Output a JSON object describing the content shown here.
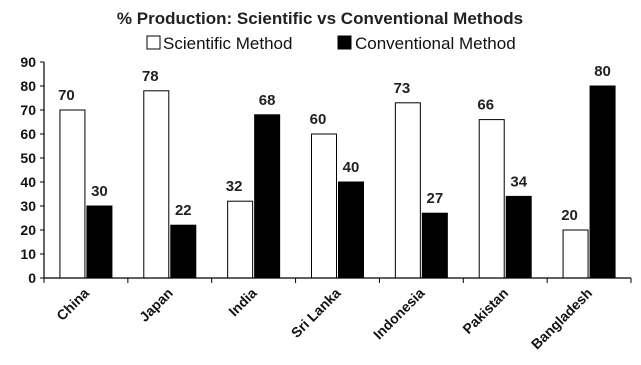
{
  "chart_data": {
    "type": "bar",
    "title": "% Production: Scientific vs Conventional Methods",
    "xlabel": "",
    "ylabel": "",
    "ylim": [
      0,
      90
    ],
    "yticks": [
      0,
      10,
      20,
      30,
      40,
      50,
      60,
      70,
      80,
      90
    ],
    "grid": false,
    "legend_position": "top",
    "categories": [
      "China",
      "Japan",
      "India",
      "Sri Lanka",
      "Indonesia",
      "Pakistan",
      "Bangladesh"
    ],
    "series": [
      {
        "name": "Scientific Method",
        "values": [
          70,
          78,
          32,
          60,
          73,
          66,
          20
        ],
        "color": "#ffffff"
      },
      {
        "name": "Conventional Method",
        "values": [
          30,
          22,
          68,
          40,
          27,
          34,
          80
        ],
        "color": "#000000"
      }
    ]
  }
}
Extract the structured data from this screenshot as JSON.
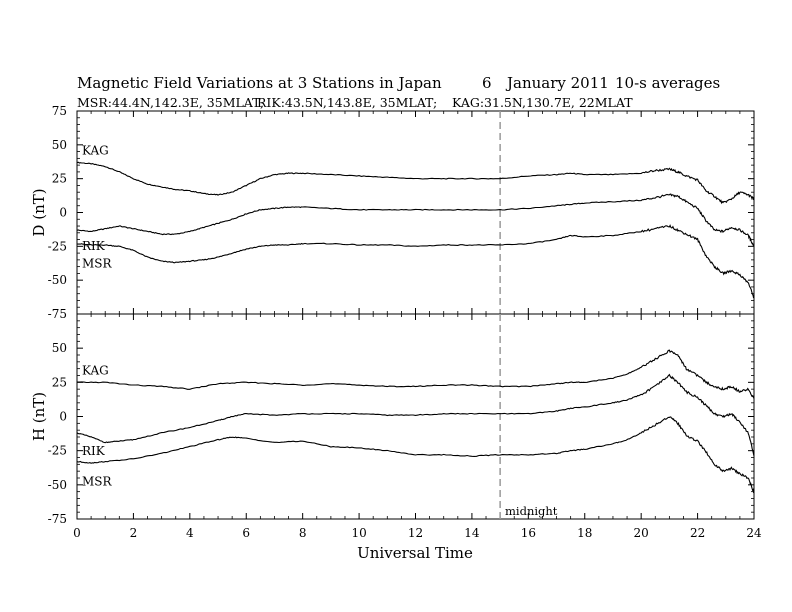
{
  "page": {
    "title_station": "Magnetic Field Variations at 3 Stations in Japan",
    "title_day": "6",
    "title_month_year": "January 2011",
    "title_avg": "10-s averages",
    "subtitle_msr": "MSR:44.4N,142.3E, 35MLAT;",
    "subtitle_rik": "RIK:43.5N,143.8E, 35MLAT;",
    "subtitle_kag": "KAG:31.5N,130.7E, 22MLAT",
    "xlabel": "Universal Time",
    "midnight_label": "midnight"
  },
  "chart_data": [
    {
      "type": "line",
      "panel": "D",
      "ylabel": "D (nT)",
      "xlim": [
        0,
        24
      ],
      "ylim": [
        -75,
        75
      ],
      "yticks": [
        75,
        50,
        25,
        0,
        -25,
        -50,
        -75
      ],
      "xticks": [
        0,
        2,
        4,
        6,
        8,
        10,
        12,
        14,
        16,
        18,
        20,
        22,
        24
      ],
      "midnight_x": 15,
      "series": [
        {
          "name": "KAG",
          "x": [
            0,
            0.5,
            1,
            1.5,
            2,
            2.5,
            3,
            3.5,
            4,
            4.5,
            5,
            5.5,
            6,
            6.5,
            7,
            7.5,
            8,
            9,
            10,
            11,
            12,
            13,
            14,
            15,
            16,
            17,
            17.5,
            18,
            19,
            20,
            20.5,
            21,
            21.3,
            21.6,
            22,
            22.3,
            22.6,
            22.9,
            23.2,
            23.5,
            23.8,
            24
          ],
          "y": [
            37,
            36,
            34,
            30,
            25,
            21,
            19,
            17,
            16,
            14,
            13,
            15,
            20,
            25,
            28,
            29,
            29,
            28,
            27,
            26,
            25,
            25,
            25,
            25,
            27,
            28,
            29,
            28,
            28,
            29,
            31,
            32,
            30,
            27,
            24,
            16,
            12,
            7,
            10,
            15,
            13,
            10
          ]
        },
        {
          "name": "RIK",
          "x": [
            0,
            0.5,
            1,
            1.5,
            2,
            2.5,
            3,
            3.5,
            4,
            4.5,
            5,
            5.5,
            6,
            6.5,
            7,
            7.5,
            8,
            9,
            10,
            11,
            12,
            13,
            14,
            15,
            16,
            17,
            17.5,
            18,
            19,
            20,
            20.5,
            21,
            21.3,
            21.6,
            22,
            22.3,
            22.6,
            22.9,
            23.2,
            23.5,
            23.8,
            24
          ],
          "y": [
            -13,
            -14,
            -12,
            -10,
            -12,
            -14,
            -16,
            -16,
            -14,
            -11,
            -8,
            -5,
            -1,
            2,
            3,
            4,
            4,
            3,
            2,
            2,
            2,
            2,
            2,
            2,
            3,
            5,
            6,
            7,
            8,
            9,
            11,
            13,
            12,
            8,
            3,
            -6,
            -13,
            -14,
            -11,
            -13,
            -17,
            -25
          ]
        },
        {
          "name": "MSR",
          "x": [
            0,
            0.5,
            1,
            1.5,
            2,
            2.5,
            3,
            3.5,
            4,
            4.5,
            5,
            5.5,
            6,
            6.5,
            7,
            7.5,
            8,
            9,
            10,
            11,
            12,
            13,
            14,
            15,
            16,
            17,
            17.5,
            18,
            19,
            20,
            20.5,
            21,
            21.3,
            21.6,
            22,
            22.3,
            22.6,
            22.9,
            23.2,
            23.5,
            23.8,
            24
          ],
          "y": [
            -23,
            -24,
            -24,
            -25,
            -28,
            -33,
            -36,
            -37,
            -36,
            -35,
            -33,
            -30,
            -27,
            -25,
            -24,
            -24,
            -23,
            -23,
            -24,
            -24,
            -25,
            -24,
            -24,
            -24,
            -23,
            -20,
            -17,
            -18,
            -17,
            -14,
            -12,
            -10,
            -13,
            -16,
            -20,
            -32,
            -40,
            -45,
            -43,
            -46,
            -52,
            -63
          ]
        }
      ]
    },
    {
      "type": "line",
      "panel": "H",
      "ylabel": "H (nT)",
      "xlim": [
        0,
        24
      ],
      "ylim": [
        -75,
        75
      ],
      "yticks": [
        50,
        25,
        0,
        -25,
        -50,
        -75
      ],
      "xticks": [
        0,
        2,
        4,
        6,
        8,
        10,
        12,
        14,
        16,
        18,
        20,
        22,
        24
      ],
      "xticklabels": [
        "0",
        "2",
        "4",
        "6",
        "8",
        "10",
        "12",
        "14",
        "16",
        "18",
        "20",
        "22",
        "24"
      ],
      "midnight_x": 15,
      "series": [
        {
          "name": "KAG",
          "x": [
            0,
            1,
            2,
            3,
            4,
            5,
            6,
            7,
            8,
            9,
            10,
            11,
            12,
            13,
            14,
            15,
            16,
            17,
            17.5,
            18,
            19,
            19.5,
            20,
            20.5,
            21,
            21.3,
            21.6,
            22,
            22.3,
            22.6,
            22.9,
            23.2,
            23.5,
            23.8,
            24
          ],
          "y": [
            25,
            25,
            23,
            22,
            20,
            24,
            25,
            24,
            23,
            24,
            23,
            22,
            22,
            23,
            23,
            22,
            22,
            24,
            25,
            25,
            28,
            31,
            36,
            42,
            48,
            45,
            35,
            30,
            25,
            22,
            20,
            22,
            18,
            20,
            13
          ]
        },
        {
          "name": "RIK",
          "x": [
            0,
            0.5,
            1,
            1.5,
            2,
            3,
            4,
            5,
            5.5,
            6,
            7,
            8,
            9,
            10,
            11,
            12,
            13,
            14,
            15,
            16,
            17,
            17.5,
            18,
            19,
            19.5,
            20,
            20.5,
            21,
            21.3,
            21.6,
            22,
            22.3,
            22.6,
            22.9,
            23.2,
            23.5,
            23.8,
            24
          ],
          "y": [
            -12,
            -15,
            -19,
            -18,
            -17,
            -12,
            -8,
            -3,
            0,
            2,
            1,
            2,
            2,
            2,
            1,
            1,
            2,
            2,
            2,
            2,
            4,
            6,
            7,
            10,
            12,
            16,
            22,
            30,
            25,
            18,
            14,
            8,
            2,
            0,
            2,
            -4,
            -12,
            -29
          ]
        },
        {
          "name": "MSR",
          "x": [
            0,
            0.5,
            1,
            2,
            3,
            4,
            5,
            5.5,
            6,
            7,
            8,
            9,
            10,
            11,
            12,
            13,
            14,
            15,
            16,
            17,
            17.5,
            18,
            19,
            19.5,
            20,
            20.5,
            21,
            21.3,
            21.6,
            22,
            22.3,
            22.6,
            22.9,
            23.2,
            23.5,
            23.8,
            24
          ],
          "y": [
            -33,
            -34,
            -33,
            -31,
            -27,
            -22,
            -17,
            -15,
            -16,
            -19,
            -18,
            -22,
            -23,
            -25,
            -28,
            -28,
            -29,
            -28,
            -28,
            -27,
            -25,
            -24,
            -20,
            -17,
            -12,
            -6,
            0,
            -5,
            -14,
            -18,
            -26,
            -35,
            -40,
            -38,
            -42,
            -45,
            -56
          ]
        }
      ]
    }
  ]
}
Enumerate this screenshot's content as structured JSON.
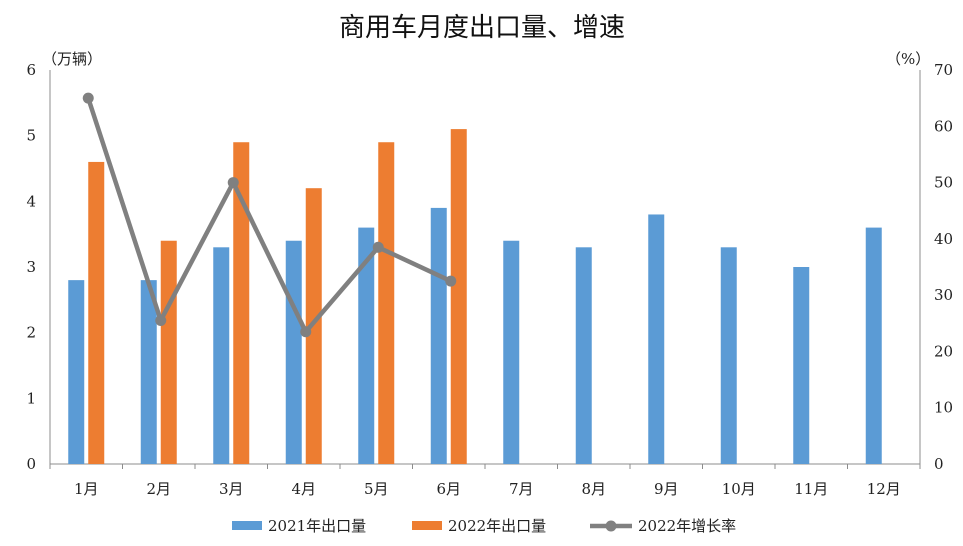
{
  "chart_data": {
    "type": "bar",
    "title": "商用车月度出口量、增速",
    "left_unit": "（万辆）",
    "right_unit": "（%）",
    "categories": [
      "1月",
      "2月",
      "3月",
      "4月",
      "5月",
      "6月",
      "7月",
      "8月",
      "9月",
      "10月",
      "11月",
      "12月"
    ],
    "series": [
      {
        "name": "2021年出口量",
        "type": "bar",
        "axis": "left",
        "color": "#5B9BD5",
        "values": [
          2.8,
          2.8,
          3.3,
          3.4,
          3.6,
          3.9,
          3.4,
          3.3,
          3.8,
          3.3,
          3.0,
          3.6
        ]
      },
      {
        "name": "2022年出口量",
        "type": "bar",
        "axis": "left",
        "color": "#ED7D31",
        "values": [
          4.6,
          3.4,
          4.9,
          4.2,
          4.9,
          5.1,
          null,
          null,
          null,
          null,
          null,
          null
        ]
      },
      {
        "name": "2022年增长率",
        "type": "line",
        "axis": "right",
        "color": "#808080",
        "values": [
          65,
          25.5,
          50,
          23.5,
          38.5,
          32.5,
          null,
          null,
          null,
          null,
          null,
          null
        ]
      }
    ],
    "ylim_left": [
      0,
      6
    ],
    "yticks_left": [
      "0",
      "1",
      "2",
      "3",
      "4",
      "5",
      "6"
    ],
    "ylim_right": [
      0,
      70
    ],
    "yticks_right": [
      "0",
      "10",
      "20",
      "30",
      "40",
      "50",
      "60",
      "70"
    ],
    "grid": false,
    "legend_position": "bottom"
  }
}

☆ ☆ ☆

Set task: Tally the lines of the material above that contain the word "Scientific" and report the total alone.

Output for this task: 2